## Datos del ejercicio:

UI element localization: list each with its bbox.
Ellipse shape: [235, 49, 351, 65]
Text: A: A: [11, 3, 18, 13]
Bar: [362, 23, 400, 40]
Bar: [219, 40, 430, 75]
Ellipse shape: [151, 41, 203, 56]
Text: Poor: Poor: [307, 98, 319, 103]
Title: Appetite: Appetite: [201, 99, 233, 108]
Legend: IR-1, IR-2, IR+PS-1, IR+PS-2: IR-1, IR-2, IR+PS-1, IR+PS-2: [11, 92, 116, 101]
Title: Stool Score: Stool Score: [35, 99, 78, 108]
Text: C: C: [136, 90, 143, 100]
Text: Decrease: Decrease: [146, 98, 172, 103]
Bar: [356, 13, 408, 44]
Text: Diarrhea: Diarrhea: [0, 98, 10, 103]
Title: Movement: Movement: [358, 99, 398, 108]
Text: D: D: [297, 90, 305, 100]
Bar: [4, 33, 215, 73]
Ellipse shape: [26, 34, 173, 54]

## Ejercicio breve:
Convierte todas las líneas del material en una tabla Markdown con las columnas «Fila» y «Línea». En la primera columna va el número de fila y en la segunda la línea. Omite las líneas en blanco.

## Respuesta escrita:
| Fila | Línea |
|---|---|
| 1 | UI element localization: list each with its bbox. |
| 2 | Ellipse shape: [235, 49, 351, 65] |
| 3 | Text: A: A: [11, 3, 18, 13] |
| 4 | Bar: [362, 23, 400, 40] |
| 5 | Bar: [219, 40, 430, 75] |
| 6 | Ellipse shape: [151, 41, 203, 56] |
| 7 | Text: Poor: Poor: [307, 98, 319, 103] |
| 8 | Title: Appetite: Appetite: [201, 99, 233, 108] |
| 9 | Legend: IR-1, IR-2, IR+PS-1, IR+PS-2: IR-1, IR-2, IR+PS-1, IR+PS-2: [11, 92, 116, 101] |
| 10 | Title: Stool Score: Stool Score: [35, 99, 78, 108] |
| 11 | Text: C: C: [136, 90, 143, 100] |
| 12 | Text: Decrease: Decrease: [146, 98, 172, 103] |
| 13 | Bar: [356, 13, 408, 44] |
| 14 | Text: Diarrhea: Diarrhea: [0, 98, 10, 103] |
| 15 | Title: Movement: Movement: [358, 99, 398, 108] |
| 16 | Text: D: D: [297, 90, 305, 100] |
| 17 | Bar: [4, 33, 215, 73] |
| 18 | Ellipse shape: [26, 34, 173, 54] |